Recorded data
-*-*-

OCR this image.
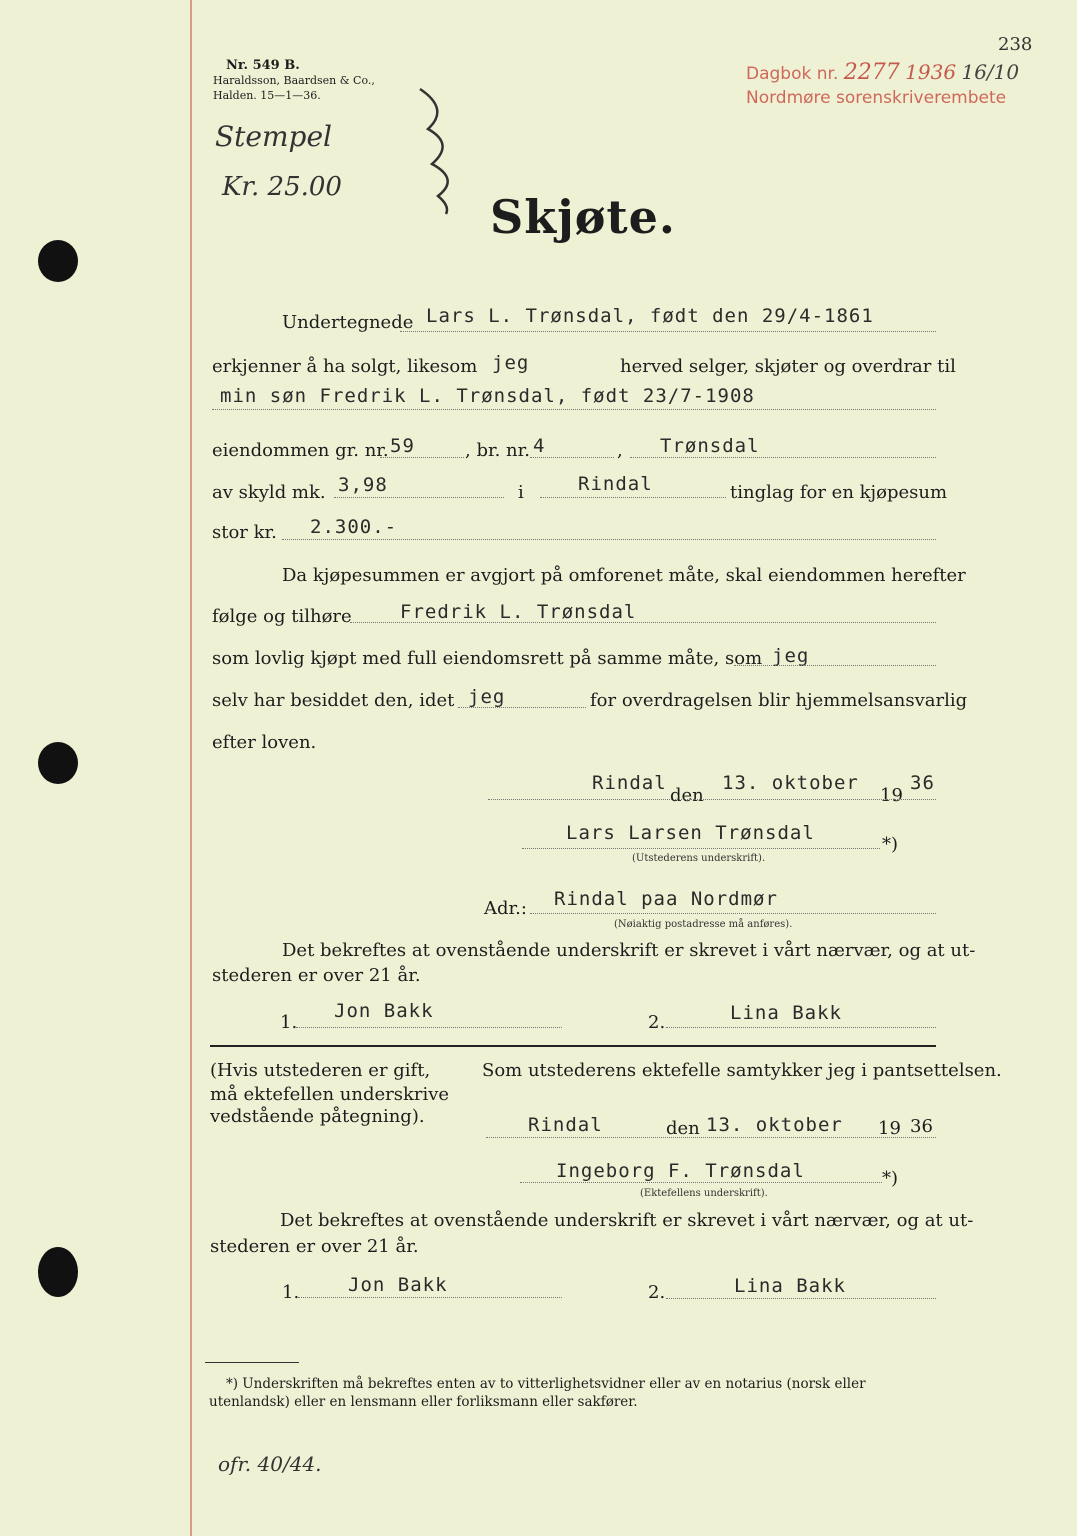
Nr. 549 B.
Haraldsson, Baardsen & Co.,
Halden. 15—1—36.
Stempel
Kr. 25.00
238
Dagbok nr. 2277 1936 16/10
Nordmøre sorenskriverembete
Skjøte.
Undertegnede Lars L. Trønsdal, født den 29/4-1861
erkjenner å ha solgt, likesom jeg	herved selger, skjøter og overdrar til
min søn Fredrik L. Trønsdal, født 23/7-1908
eiendommen gr. nr. 59	, br. nr. 4	, Trønsdal
av skyld mk. 3,98	i	Rindal	tinglag for en kjøpesum
stor kr. 2.300.-
Da kjøpesummen er avgjort på omforenet måte, skal eiendommen herefter
følge og tilhøre	Fredrik L. Trønsdal
som lovlig kjøpt med full eiendomsrett på samme måte, som jeg
selv har besiddet den, idet jeg	for overdragelsen blir hjemmelsansvarlig
efter loven.
Rindal
den
13. oktober
19
36
Lars Larsen Trønsdal
*)
(Utstederens underskrift).
Adr.: Rindal paa Nordmør
(Nøiaktig postadresse må anføres).
Det bekreftes at ovenstående underskrift er skrevet i vårt nærvær, og at ut-
stederen er over 21 år.
1.
Jon Bakk
2.	Lina Bakk
(Hvis utstederen er gift,
må ektefellen underskrive
vedstående påtegning).
Som utstederens ektefelle samtykker jeg i pantsettelsen.
Rindal	den 13. oktober 19 36
Ingeborg F. Trønsdal	*)
(Ektefellens underskrift).
Det bekreftes at ovenstående underskrift er skrevet i vårt nærvær, og at ut-
stederen er over 21 år.
1.	Jon Bakk	2.	Lina Bakk
*) Underskriften må bekreftes enten av to vitterlighetsvidner eller av en notarius (norsk eller
utenlandsk) eller en lensmann eller forliksmann eller sakfører.
ofr. 40/44.
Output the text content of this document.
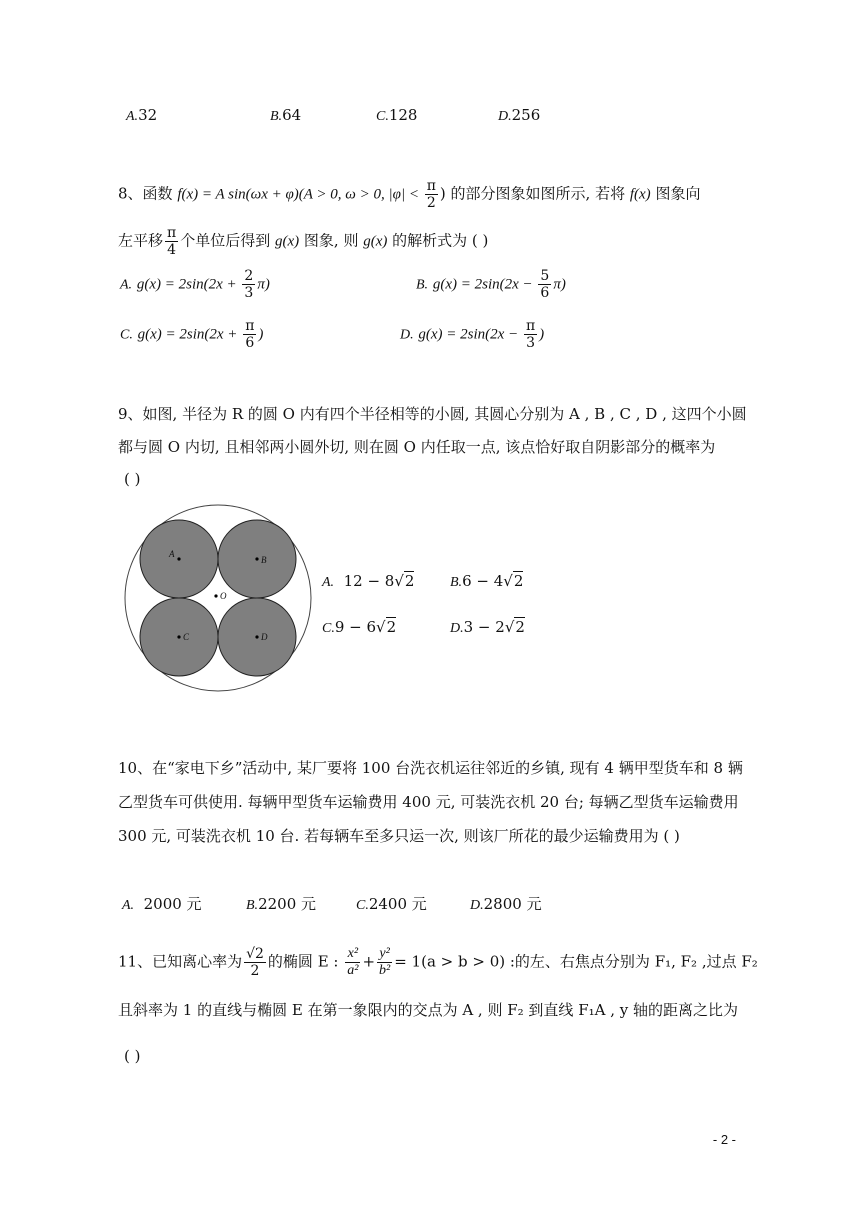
A.32	B.64	C.128	D.256
8、函数 f(x) = A sin(ωx + φ)(A > 0, ω > 0, $|\varphi| < \frac{\pi}{2}$ ) 的部分图象如图所示, 若将 f(x) 图象向
左平移 $\frac{\pi}{4}$ 个单位后得到 g(x) 图象, 则 g(x) 的解析式为 ( )
A. $g(x) = 2\sin(2x + \frac{2}{3} \pi)$	B. $g(x) = 2\sin(2x - \frac{5}{6} \pi)$
C. $g(x) = 2\sin(2x + \frac{\pi}{6}$ )	D. $g(x) = 2\sin(2x - \frac{\pi}{3}$ )
9、如图, 半径为 R 的圆 O 内有四个半径相等的小圆, 其圆心分别为 A , B , C , D , 这四个小圆
都与圆 O 内切, 且相邻两小圆外切, 则在圆 O 内任取一点, 该点恰好取自阴影部分的概率为
( )
A
B
C	D
O
A. 12 − 8√2	B.6 − 4√2
C.9 − 6√2	D.3 − 2√2
10、在“家电下乡”活动中, 某厂要将 100 台洗衣机运往邻近的乡镇, 现有 4 辆甲型货车和 8 辆
乙型货车可供使用. 每辆甲型货车运输费用 400 元, 可装洗衣机 20 台; 每辆乙型货车运输费用
300 元, 可装洗衣机 10 台. 若每辆车至多只运一次, 则该厂所花的最少运输费用为 ( )
A. 2000 元	B.2200 元	C.2400 元	D.2800 元
11、已知离心率为 $\frac{√2}{2}$ 的椭圆 E : $\frac{\text{x²}}{\text{a²}} + \frac{\text{y²}}{\text{b²}} = 1(a > b > 0)$ :的左、右焦点分别为 F₁, F₂ ,过点 F₂
且斜率为 1 的直线与椭圆 E 在第一象限内的交点为 A , 则 F₂ 到直线 F₁A , y 轴的距离之比为
( )
- 2 -
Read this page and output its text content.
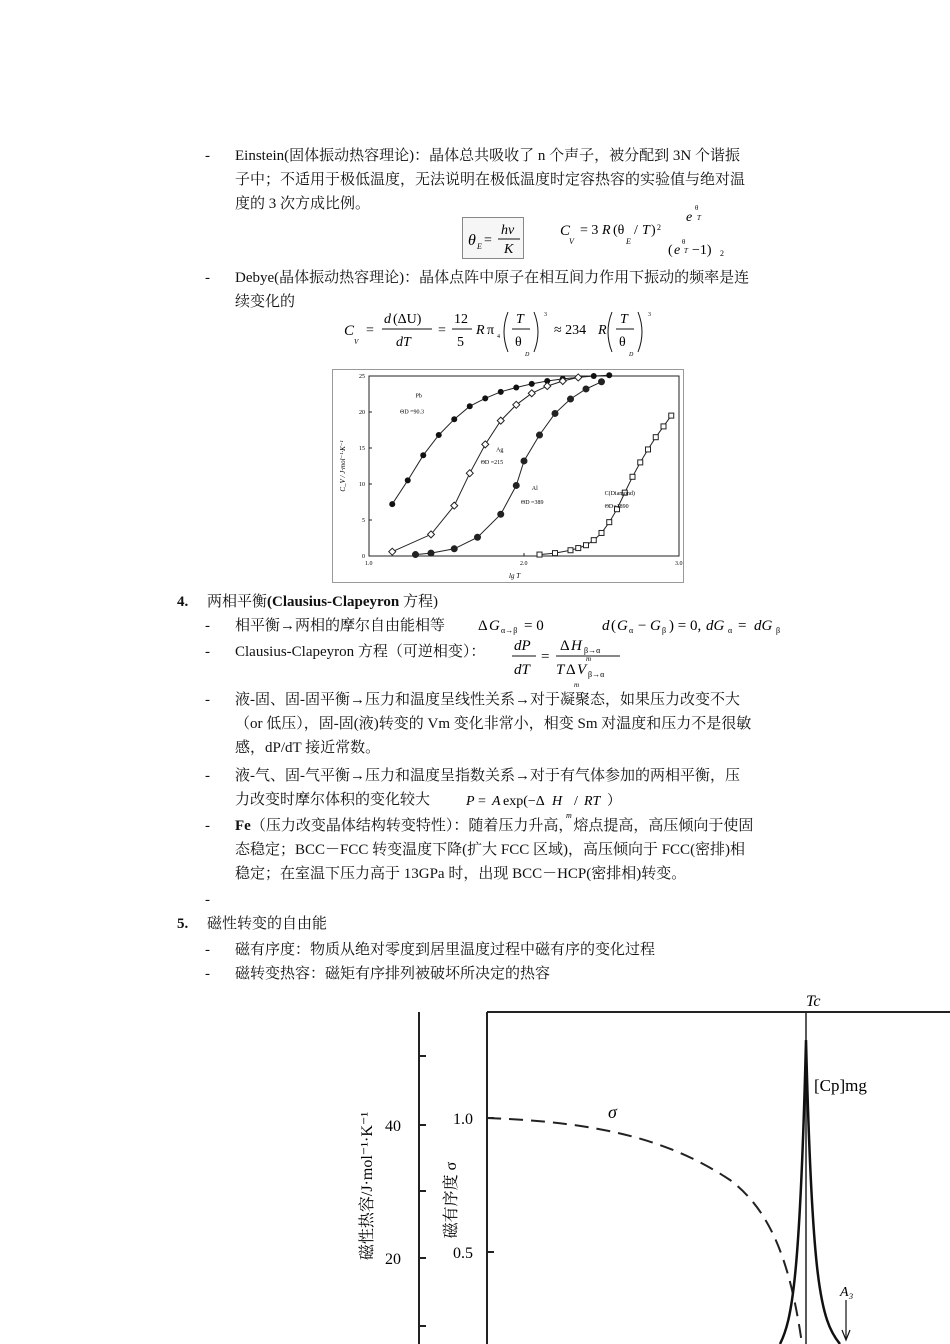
- Einstein(固体振动热容理论)：晶体总共吸收了 n 个声子，被分配到 3N 个谐振
子中；不适用于极低温度，无法说明在极低温度时定容热容的实验值与绝对温
度的 3 次方成比例。
θ E =
hν
K
C
V
= 3 R (θ
E
/ T ) 2
e
θ
T
( e
θ
T −1) 2
- Debye(晶体振动热容理论)：晶体点阵中原子在相互间力作用下振动的频率是连
续变化的
C
V
=
d (ΔU)
dT
=
12
5
R π 4
T
θ
D
3
≈ 234 R
T
θ
D
3
lg T
C_V / J·mol⁻¹·K⁻¹
1.0	2.0	3.0
0
5
10
15
20
25
Pb
ΘD =90.3
Ag
ΘD =215
Al
ΘD =389
C(Diamond)
ΘD=1890
4. 两相平衡(Clausius-Clapeyron 方程)
- 相平衡→两相的摩尔自由能相等 Δ G α→β = 0	d ( G α − G β ) = 0, dG α = dG β
- Clausius-Clapeyron 方程（可逆相变）： dP
dT
=
Δ H β→α
m
T Δ V β→α
m
- 液-固、固-固平衡→压力和温度呈线性关系→对于凝聚态，如果压力改变不大
（or 低压），固-固(液)转变的 Vm 变化非常小，相变 Sm 对温度和压力不是很敏
感，dP/dT 接近常数。
- 液-气、固-气平衡→压力和温度呈指数关系→对于有气体参加的两相平衡，压
力改变时摩尔体积的变化较大	P = A exp(−Δ H
m
/ RT ）
- Fe（压力改变晶体结构转变特性）：随着压力升高，熔点提高，高压倾向于使固
态稳定；BCC－FCC 转变温度下降(扩大 FCC 区域)，高压倾向于 FCC(密排)相
稳定；在室温下压力高于 13GPa 时，出现 BCC－HCP(密排相)转变。
-
5. 磁性转变的自由能
- 磁有序度：物质从绝对零度到居里温度过程中磁有序的变化过程
- 磁转变热容：磁矩有序排列被破坏所决定的热容
40
20
磁性热容/J·mol⁻¹·K⁻¹	1.0
0.5
磁有序度 σ
Tc
σ
[Cp]mg
A₃
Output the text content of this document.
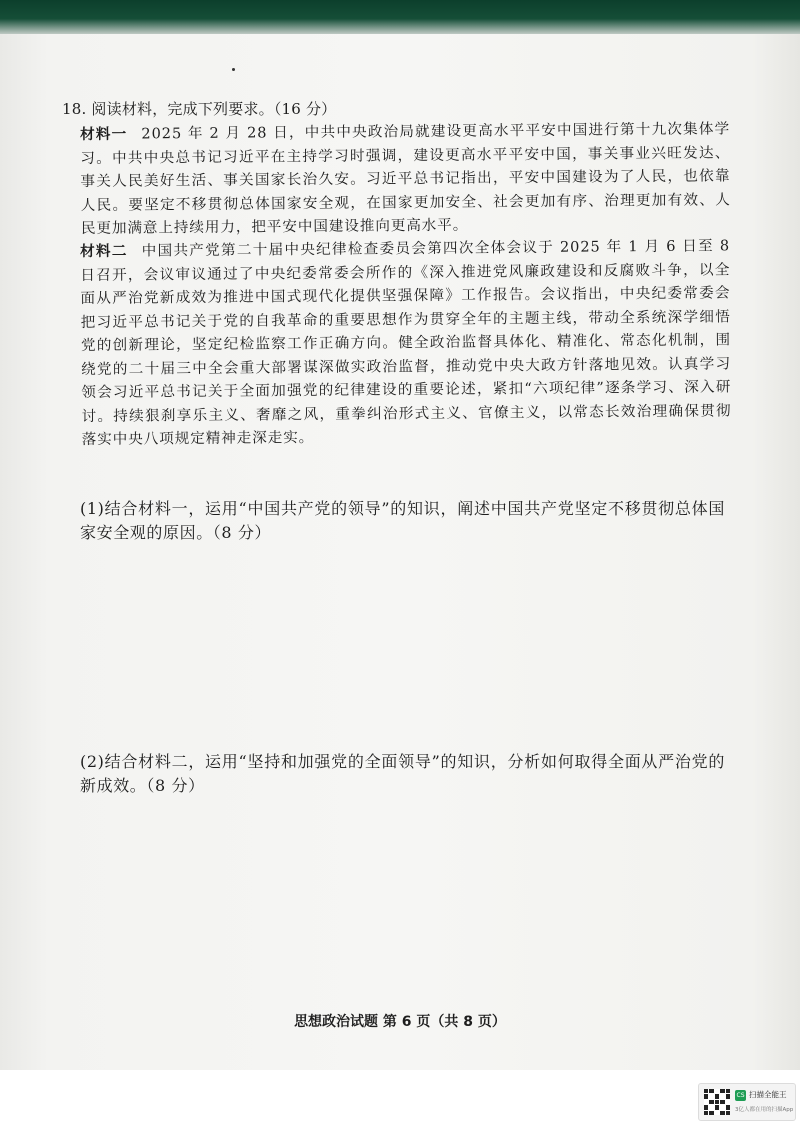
18. 阅读材料，完成下列要求。（16 分）
材料一 2025 年 2 月 28 日，中共中央政治局就建设更高水平平安中国进行第十九次集体学习。中共中央总书记习近平在主持学习时强调，建设更高水平平安中国，事关事业兴旺发达、事关人民美好生活、事关国家长治久安。习近平总书记指出，平安中国建设为了人民，也依靠人民。要坚定不移贯彻总体国家安全观，在国家更加安全、社会更加有序、治理更加有效、人民更加满意上持续用力，把平安中国建设推向更高水平。
材料二 中国共产党第二十届中央纪律检查委员会第四次全体会议于 2025 年 1 月 6 日至 8 日召开，会议审议通过了中央纪委常委会所作的《深入推进党风廉政建设和反腐败斗争，以全面从严治党新成效为推进中国式现代化提供坚强保障》工作报告。会议指出，中央纪委常委会把习近平总书记关于党的自我革命的重要思想作为贯穿全年的主题主线，带动全系统深学细悟党的创新理论，坚定纪检监察工作正确方向。健全政治监督具体化、精准化、常态化机制，围绕党的二十届三中全会重大部署谋深做实政治监督，推动党中央大政方针落地见效。认真学习领会习近平总书记关于全面加强党的纪律建设的重要论述，紧扣“六项纪律”逐条学习、深入研讨。持续狠刹享乐主义、奢靡之风，重拳纠治形式主义、官僚主义，以常态长效治理确保贯彻落实中央八项规定精神走深走实。
(1)结合材料一，运用“中国共产党的领导”的知识，阐述中国共产党坚定不移贯彻总体国家安全观的原因。（8 分）
(2)结合材料二，运用“坚持和加强党的全面领导”的知识，分析如何取得全面从严治党的新成效。（8 分）
思想政治试题 第 6 页（共 8 页）
CS 扫描全能王
3亿人都在用的扫描App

-*-*-

## INSTRUCTION
Only the number is wanted: how many lines of the material above include the word "måte"?

## COMPLETE ANSWER
2